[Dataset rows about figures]
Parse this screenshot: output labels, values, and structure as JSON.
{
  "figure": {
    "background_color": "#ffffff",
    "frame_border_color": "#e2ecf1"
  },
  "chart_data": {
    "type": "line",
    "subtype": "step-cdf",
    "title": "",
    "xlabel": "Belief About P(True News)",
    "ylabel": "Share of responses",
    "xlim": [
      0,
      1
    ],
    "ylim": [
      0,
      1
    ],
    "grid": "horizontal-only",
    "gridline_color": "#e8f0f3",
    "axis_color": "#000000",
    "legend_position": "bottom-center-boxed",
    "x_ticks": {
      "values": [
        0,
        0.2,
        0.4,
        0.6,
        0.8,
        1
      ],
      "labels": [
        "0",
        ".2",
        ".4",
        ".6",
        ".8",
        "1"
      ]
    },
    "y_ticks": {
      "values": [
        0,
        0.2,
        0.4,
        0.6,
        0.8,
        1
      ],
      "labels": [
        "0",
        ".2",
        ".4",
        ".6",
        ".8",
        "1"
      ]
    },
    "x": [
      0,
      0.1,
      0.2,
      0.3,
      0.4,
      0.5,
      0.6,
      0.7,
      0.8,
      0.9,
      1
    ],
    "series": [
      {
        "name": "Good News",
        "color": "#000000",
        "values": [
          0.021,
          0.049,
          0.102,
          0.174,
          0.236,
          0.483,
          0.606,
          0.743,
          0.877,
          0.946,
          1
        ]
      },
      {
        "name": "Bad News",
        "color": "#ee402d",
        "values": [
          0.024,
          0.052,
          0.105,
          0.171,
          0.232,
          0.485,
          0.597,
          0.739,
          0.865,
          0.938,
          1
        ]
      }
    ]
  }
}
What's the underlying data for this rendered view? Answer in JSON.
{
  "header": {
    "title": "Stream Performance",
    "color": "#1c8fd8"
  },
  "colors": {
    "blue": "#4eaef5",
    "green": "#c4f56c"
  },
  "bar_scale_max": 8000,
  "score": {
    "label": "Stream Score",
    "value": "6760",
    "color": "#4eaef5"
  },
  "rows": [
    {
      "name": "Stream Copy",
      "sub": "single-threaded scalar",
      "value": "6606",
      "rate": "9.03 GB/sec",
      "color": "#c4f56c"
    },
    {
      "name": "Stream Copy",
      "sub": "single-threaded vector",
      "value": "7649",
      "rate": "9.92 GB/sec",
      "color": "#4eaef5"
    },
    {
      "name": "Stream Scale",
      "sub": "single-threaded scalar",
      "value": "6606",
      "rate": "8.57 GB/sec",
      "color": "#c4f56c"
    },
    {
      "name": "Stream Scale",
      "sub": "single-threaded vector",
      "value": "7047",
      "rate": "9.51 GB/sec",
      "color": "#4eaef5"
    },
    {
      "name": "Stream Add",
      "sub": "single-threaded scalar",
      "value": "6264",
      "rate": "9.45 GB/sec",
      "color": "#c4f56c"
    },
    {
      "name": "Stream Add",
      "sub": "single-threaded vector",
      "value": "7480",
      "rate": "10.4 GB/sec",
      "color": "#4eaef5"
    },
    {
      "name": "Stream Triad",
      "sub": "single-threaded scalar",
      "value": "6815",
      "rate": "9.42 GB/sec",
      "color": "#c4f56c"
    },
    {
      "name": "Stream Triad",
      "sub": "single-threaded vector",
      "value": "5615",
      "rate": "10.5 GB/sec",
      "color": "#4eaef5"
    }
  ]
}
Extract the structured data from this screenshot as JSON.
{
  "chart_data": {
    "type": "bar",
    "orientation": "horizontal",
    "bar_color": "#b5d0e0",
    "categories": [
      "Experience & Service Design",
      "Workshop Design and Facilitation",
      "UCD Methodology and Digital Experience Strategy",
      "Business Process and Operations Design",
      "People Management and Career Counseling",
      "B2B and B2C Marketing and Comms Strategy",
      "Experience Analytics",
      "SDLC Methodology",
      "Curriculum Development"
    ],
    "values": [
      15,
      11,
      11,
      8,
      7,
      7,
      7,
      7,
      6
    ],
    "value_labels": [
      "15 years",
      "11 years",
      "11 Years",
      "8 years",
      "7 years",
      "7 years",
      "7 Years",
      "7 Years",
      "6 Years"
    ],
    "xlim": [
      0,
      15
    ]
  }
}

*WHAT THE TASK REQUIRES:*
Write down every line of the data exactly as it appears above.

*IN RESPONSE:*
Parse this screenshot: output labels, values, and structure as JSON.
{
  "figure": {
    "background_color": "#ffffff",
    "frame_border_color": "#e2ecf1"
  },
  "chart_data": {
    "type": "line",
    "subtype": "step-cdf",
    "title": "",
    "xlabel": "Belief About P(True News)",
    "ylabel": "Share of responses",
    "xlim": [
      0,
      1
    ],
    "ylim": [
      0,
      1
    ],
    "grid": "horizontal-only",
    "gridline_color": "#e8f0f3",
    "axis_color": "#000000",
    "legend_position": "bottom-center-boxed",
    "x_ticks": {
      "values": [
        0,
        0.2,
        0.4,
        0.6,
        0.8,
        1
      ],
      "labels": [
        "0",
        ".2",
        ".4",
        ".6",
        ".8",
        "1"
      ]
    },
    "y_ticks": {
      "values": [
        0,
        0.2,
        0.4,
        0.6,
        0.8,
        1
      ],
      "labels": [
        "0",
        ".2",
        ".4",
        ".6",
        ".8",
        "1"
      ]
    },
    "x": [
      0,
      0.1,
      0.2,
      0.3,
      0.4,
      0.5,
      0.6,
      0.7,
      0.8,
      0.9,
      1
    ],
    "series": [
      {
        "name": "Good News",
        "color": "#000000",
        "values": [
          0.021,
          0.049,
          0.102,
          0.174,
          0.236,
          0.483,
          0.606,
          0.743,
          0.877,
          0.946,
          1
        ]
      },
      {
        "name": "Bad News",
        "color": "#ee402d",
        "values": [
          0.024,
          0.052,
          0.105,
          0.171,
          0.232,
          0.485,
          0.597,
          0.739,
          0.865,
          0.938,
          1
        ]
      }
    ]
  }
}
What's the underlying data for this rendered view? Answer in JSON.
{
  "header": {
    "title": "Stream Performance",
    "color": "#1c8fd8"
  },
  "colors": {
    "blue": "#4eaef5",
    "green": "#c4f56c"
  },
  "bar_scale_max": 8000,
  "score": {
    "label": "Stream Score",
    "value": "6760",
    "color": "#4eaef5"
  },
  "rows": [
    {
      "name": "Stream Copy",
      "sub": "single-threaded scalar",
      "value": "6606",
      "rate": "9.03 GB/sec",
      "color": "#c4f56c"
    },
    {
      "name": "Stream Copy",
      "sub": "single-threaded vector",
      "value": "7649",
      "rate": "9.92 GB/sec",
      "color": "#4eaef5"
    },
    {
      "name": "Stream Scale",
      "sub": "single-threaded scalar",
      "value": "6606",
      "rate": "8.57 GB/sec",
      "color": "#c4f56c"
    },
    {
      "name": "Stream Scale",
      "sub": "single-threaded vector",
      "value": "7047",
      "rate": "9.51 GB/sec",
      "color": "#4eaef5"
    },
    {
      "name": "Stream Add",
      "sub": "single-threaded scalar",
      "value": "6264",
      "rate": "9.45 GB/sec",
      "color": "#c4f56c"
    },
    {
      "name": "Stream Add",
      "sub": "single-threaded vector",
      "value": "7480",
      "rate": "10.4 GB/sec",
      "color": "#4eaef5"
    },
    {
      "name": "Stream Triad",
      "sub": "single-threaded scalar",
      "value": "6815",
      "rate": "9.42 GB/sec",
      "color": "#c4f56c"
    },
    {
      "name": "Stream Triad",
      "sub": "single-threaded vector",
      "value": "5615",
      "rate": "10.5 GB/sec",
      "color": "#4eaef5"
    }
  ]
}
Extract the structured data from this screenshot as JSON.
{
  "chart_data": {
    "type": "bar",
    "orientation": "horizontal",
    "bar_color": "#b5d0e0",
    "categories": [
      "Experience & Service Design",
      "Workshop Design and Facilitation",
      "UCD Methodology and Digital Experience Strategy",
      "Business Process and Operations Design",
      "People Management and Career Counseling",
      "B2B and B2C Marketing and Comms Strategy",
      "Experience Analytics",
      "SDLC Methodology",
      "Curriculum Development"
    ],
    "values": [
      15,
      11,
      11,
      8,
      7,
      7,
      7,
      7,
      6
    ],
    "value_labels": [
      "15 years",
      "11 years",
      "11 Years",
      "8 years",
      "7 years",
      "7 years",
      "7 Years",
      "7 Years",
      "6 Years"
    ],
    "xlim": [
      0,
      15
    ]
  }
}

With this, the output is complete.